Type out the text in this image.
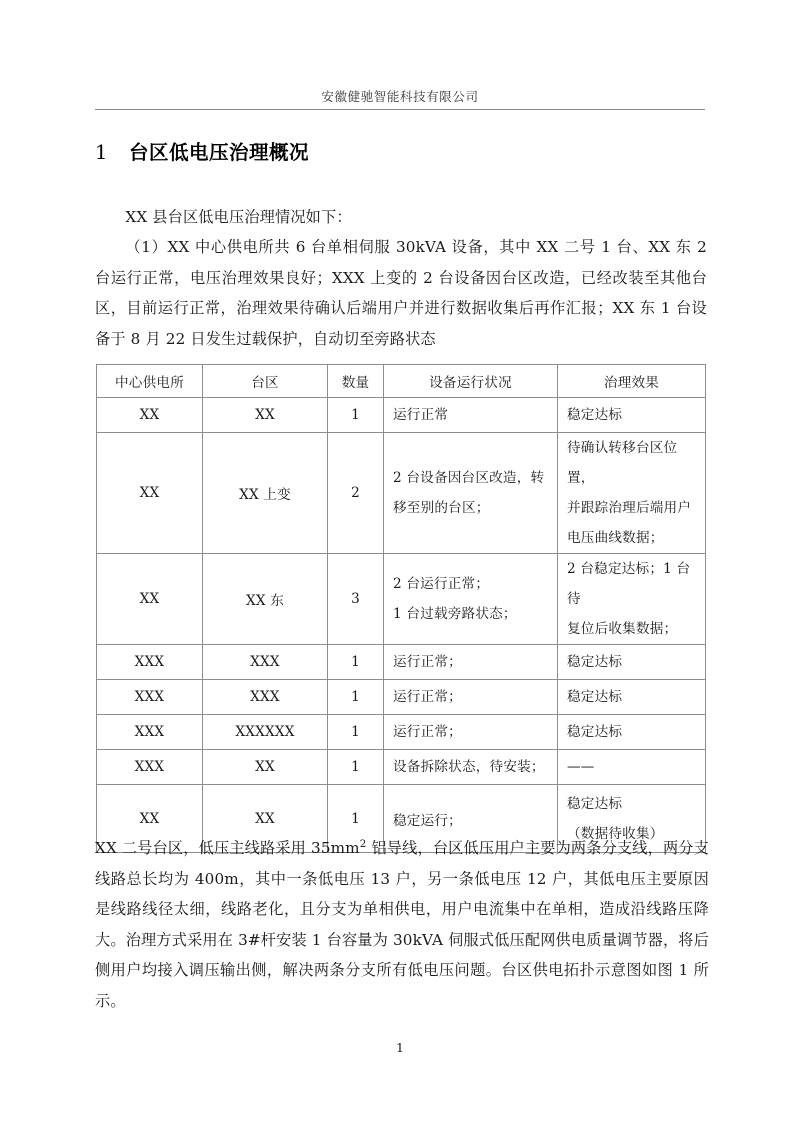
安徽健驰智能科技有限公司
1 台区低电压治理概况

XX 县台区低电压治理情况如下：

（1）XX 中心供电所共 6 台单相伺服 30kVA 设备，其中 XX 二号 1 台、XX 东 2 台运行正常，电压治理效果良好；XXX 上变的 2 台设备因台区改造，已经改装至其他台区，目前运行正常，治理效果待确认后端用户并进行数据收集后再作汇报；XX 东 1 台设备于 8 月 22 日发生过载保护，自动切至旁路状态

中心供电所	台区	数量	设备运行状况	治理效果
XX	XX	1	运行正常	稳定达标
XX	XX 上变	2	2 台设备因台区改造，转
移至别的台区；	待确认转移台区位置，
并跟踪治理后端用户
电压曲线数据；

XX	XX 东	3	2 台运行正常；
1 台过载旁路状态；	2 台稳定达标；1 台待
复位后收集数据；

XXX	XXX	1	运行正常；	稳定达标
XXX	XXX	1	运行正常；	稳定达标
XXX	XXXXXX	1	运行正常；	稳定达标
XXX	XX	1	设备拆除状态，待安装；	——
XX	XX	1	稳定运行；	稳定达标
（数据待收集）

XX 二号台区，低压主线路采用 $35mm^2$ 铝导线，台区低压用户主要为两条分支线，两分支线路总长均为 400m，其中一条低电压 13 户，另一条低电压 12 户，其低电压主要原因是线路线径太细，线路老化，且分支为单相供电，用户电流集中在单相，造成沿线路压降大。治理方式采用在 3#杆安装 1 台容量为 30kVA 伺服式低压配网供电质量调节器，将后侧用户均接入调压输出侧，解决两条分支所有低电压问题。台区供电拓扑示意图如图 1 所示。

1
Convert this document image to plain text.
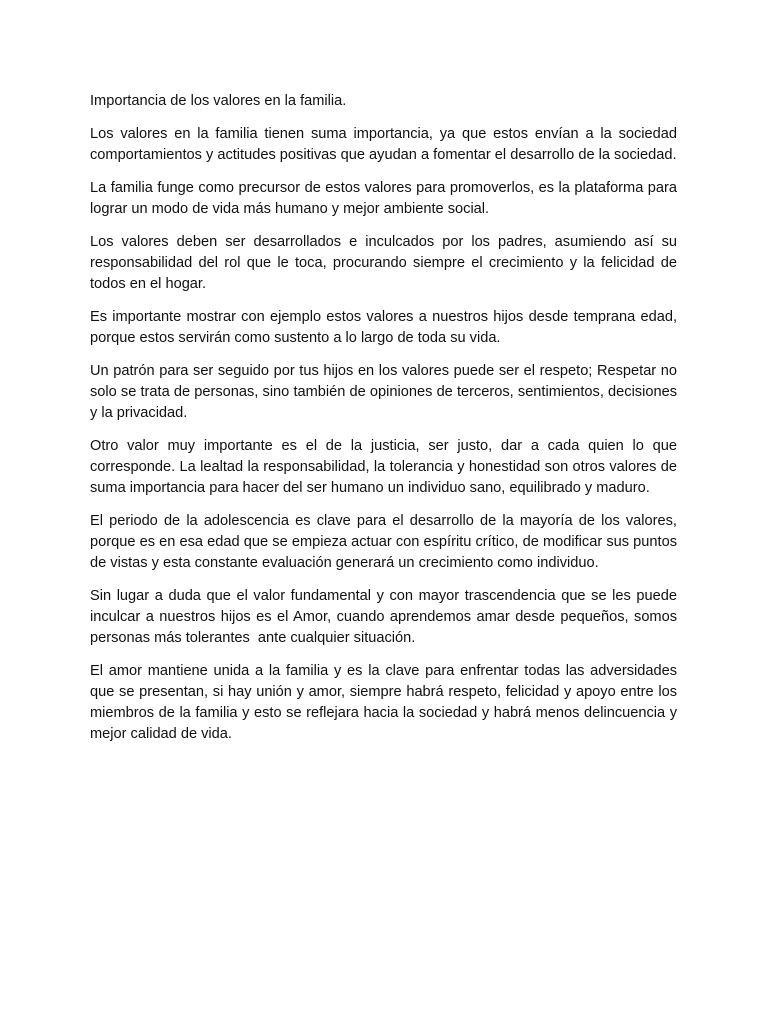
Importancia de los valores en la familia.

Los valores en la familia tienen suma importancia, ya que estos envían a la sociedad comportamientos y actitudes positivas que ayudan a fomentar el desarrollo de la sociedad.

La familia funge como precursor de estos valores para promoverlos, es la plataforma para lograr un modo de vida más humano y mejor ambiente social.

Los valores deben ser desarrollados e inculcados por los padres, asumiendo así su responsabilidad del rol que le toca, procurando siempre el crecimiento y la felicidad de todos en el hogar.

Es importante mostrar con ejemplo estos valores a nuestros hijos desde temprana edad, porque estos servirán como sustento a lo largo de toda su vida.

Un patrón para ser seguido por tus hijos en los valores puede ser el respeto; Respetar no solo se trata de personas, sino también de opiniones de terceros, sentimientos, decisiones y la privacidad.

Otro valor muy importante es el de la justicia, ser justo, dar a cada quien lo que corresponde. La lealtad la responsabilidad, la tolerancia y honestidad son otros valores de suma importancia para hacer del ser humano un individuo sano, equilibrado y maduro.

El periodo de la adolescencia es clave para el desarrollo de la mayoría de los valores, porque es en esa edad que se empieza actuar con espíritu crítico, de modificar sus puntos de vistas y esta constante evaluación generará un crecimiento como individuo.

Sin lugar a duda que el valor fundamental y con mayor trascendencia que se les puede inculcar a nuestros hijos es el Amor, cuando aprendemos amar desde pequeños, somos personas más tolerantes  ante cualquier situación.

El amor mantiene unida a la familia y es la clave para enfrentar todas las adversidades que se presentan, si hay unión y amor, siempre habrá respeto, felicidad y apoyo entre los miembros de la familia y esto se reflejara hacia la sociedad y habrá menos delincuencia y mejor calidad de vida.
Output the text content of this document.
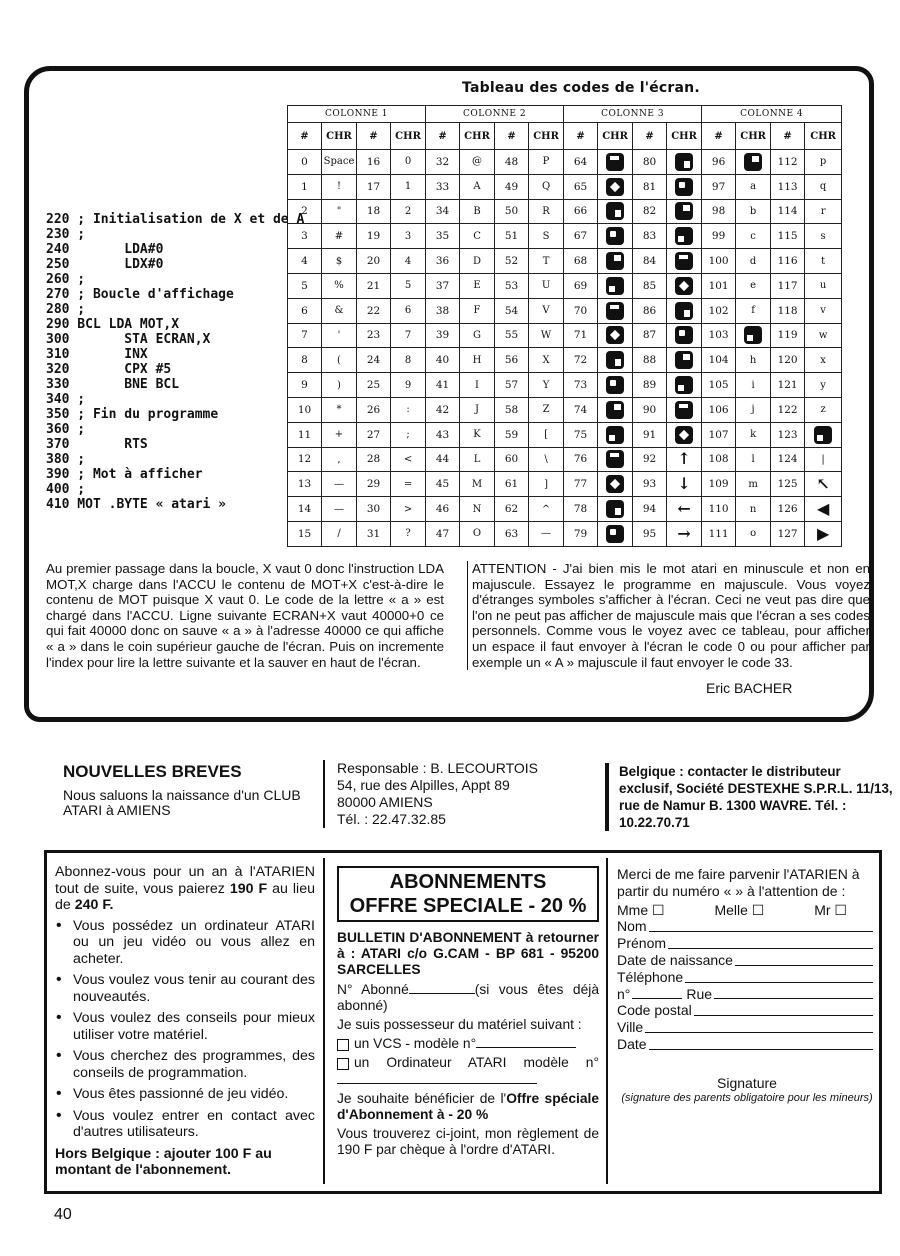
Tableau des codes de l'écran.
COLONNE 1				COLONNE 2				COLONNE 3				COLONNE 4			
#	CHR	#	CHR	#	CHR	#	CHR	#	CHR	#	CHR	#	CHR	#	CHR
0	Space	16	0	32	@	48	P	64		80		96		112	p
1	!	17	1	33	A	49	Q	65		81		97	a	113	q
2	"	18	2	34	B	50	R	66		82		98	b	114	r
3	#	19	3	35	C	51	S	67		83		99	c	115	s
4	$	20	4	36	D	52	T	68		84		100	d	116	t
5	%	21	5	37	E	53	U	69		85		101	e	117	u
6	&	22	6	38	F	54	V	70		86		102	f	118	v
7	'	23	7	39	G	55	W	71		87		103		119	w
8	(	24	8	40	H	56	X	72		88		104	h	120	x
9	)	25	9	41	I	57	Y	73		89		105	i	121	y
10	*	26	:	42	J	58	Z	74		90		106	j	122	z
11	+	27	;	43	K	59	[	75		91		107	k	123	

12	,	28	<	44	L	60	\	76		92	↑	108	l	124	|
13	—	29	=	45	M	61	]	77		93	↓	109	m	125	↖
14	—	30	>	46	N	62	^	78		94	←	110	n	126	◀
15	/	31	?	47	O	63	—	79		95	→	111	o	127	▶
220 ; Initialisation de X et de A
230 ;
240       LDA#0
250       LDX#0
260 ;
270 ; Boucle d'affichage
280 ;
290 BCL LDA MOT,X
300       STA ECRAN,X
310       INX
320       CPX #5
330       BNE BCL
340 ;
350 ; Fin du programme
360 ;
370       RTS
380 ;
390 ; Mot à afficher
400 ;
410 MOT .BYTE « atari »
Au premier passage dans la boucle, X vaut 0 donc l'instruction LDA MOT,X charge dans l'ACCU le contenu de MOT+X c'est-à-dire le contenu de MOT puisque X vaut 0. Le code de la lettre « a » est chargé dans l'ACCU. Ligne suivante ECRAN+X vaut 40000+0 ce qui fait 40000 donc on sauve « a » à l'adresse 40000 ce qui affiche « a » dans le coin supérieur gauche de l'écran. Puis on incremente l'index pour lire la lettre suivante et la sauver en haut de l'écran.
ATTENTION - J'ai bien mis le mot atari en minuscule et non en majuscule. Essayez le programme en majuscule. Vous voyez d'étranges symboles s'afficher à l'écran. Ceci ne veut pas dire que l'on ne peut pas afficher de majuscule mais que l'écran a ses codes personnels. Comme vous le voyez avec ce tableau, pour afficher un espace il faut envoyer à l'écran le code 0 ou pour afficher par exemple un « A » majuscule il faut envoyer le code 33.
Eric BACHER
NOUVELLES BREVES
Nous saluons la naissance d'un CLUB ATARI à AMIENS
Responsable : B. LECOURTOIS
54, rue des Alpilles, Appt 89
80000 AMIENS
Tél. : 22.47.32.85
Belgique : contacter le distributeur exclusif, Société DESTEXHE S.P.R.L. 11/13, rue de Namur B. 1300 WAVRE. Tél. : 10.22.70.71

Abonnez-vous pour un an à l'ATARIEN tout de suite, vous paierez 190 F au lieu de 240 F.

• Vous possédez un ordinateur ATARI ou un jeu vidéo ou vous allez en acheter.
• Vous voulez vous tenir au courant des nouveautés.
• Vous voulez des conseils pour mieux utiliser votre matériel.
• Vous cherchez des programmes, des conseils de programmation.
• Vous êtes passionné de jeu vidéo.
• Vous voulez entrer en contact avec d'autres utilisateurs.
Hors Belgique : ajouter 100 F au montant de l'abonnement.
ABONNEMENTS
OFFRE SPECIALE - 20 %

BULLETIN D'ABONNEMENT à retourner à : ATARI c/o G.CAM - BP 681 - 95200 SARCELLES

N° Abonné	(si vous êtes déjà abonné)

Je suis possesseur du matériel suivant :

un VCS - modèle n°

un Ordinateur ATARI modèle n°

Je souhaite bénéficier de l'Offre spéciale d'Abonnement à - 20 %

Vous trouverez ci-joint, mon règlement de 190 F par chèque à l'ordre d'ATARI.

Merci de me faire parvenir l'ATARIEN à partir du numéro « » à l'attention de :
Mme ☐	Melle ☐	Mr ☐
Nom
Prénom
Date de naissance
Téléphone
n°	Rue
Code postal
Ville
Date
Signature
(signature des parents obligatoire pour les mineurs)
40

> **What you are asked to do**
Among the entries above, how many lines include the word "Belgique"? Give the number with no comment.

> **Solution to the exercise**
2